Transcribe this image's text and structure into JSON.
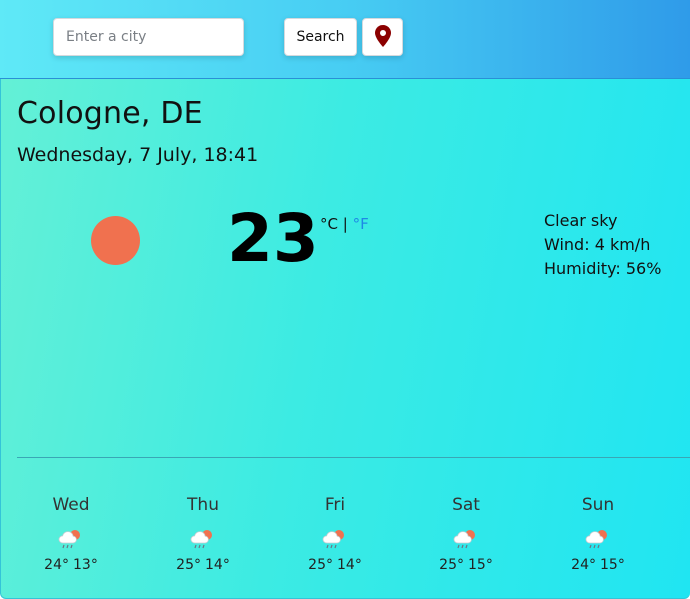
{
  "search": {
    "placeholder": "Enter a city",
    "value": "",
    "button_label": "Search"
  },
  "location_button": {
    "icon": "map-pin-icon",
    "color": "#8b0000"
  },
  "current": {
    "city": "Cologne, DE",
    "datetime": "Wednesday, 7 July, 18:41",
    "icon": "sun-icon",
    "icon_color": "#f0714f",
    "temperature": "23",
    "unit_c": "°C",
    "unit_sep": " | ",
    "unit_f": "°F",
    "description": "Clear sky",
    "wind": "Wind: 4 km/h",
    "humidity": "Humidity: 56%"
  },
  "forecast": [
    {
      "day": "Wed",
      "max": "24°",
      "min": "13°",
      "icon": "rain-cloud-sun-icon"
    },
    {
      "day": "Thu",
      "max": "25°",
      "min": "14°",
      "icon": "rain-cloud-sun-icon"
    },
    {
      "day": "Fri",
      "max": "25°",
      "min": "14°",
      "icon": "rain-cloud-sun-icon"
    },
    {
      "day": "Sat",
      "max": "25°",
      "min": "15°",
      "icon": "rain-cloud-sun-icon"
    },
    {
      "day": "Sun",
      "max": "24°",
      "min": "15°",
      "icon": "rain-cloud-sun-icon"
    }
  ],
  "colors": {
    "accent_f": "#1e88e5",
    "top_bar_start": "#5fe9f7",
    "top_bar_end": "#2f9be9",
    "card_start": "#64f0d6",
    "card_end": "#20e5f2"
  }
}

● ● ● ●

Short task
Read the data above. Pull out each line in which the string "city" appears.

The response
    "placeholder": "Enter a city",
    "city": "Cologne, DE",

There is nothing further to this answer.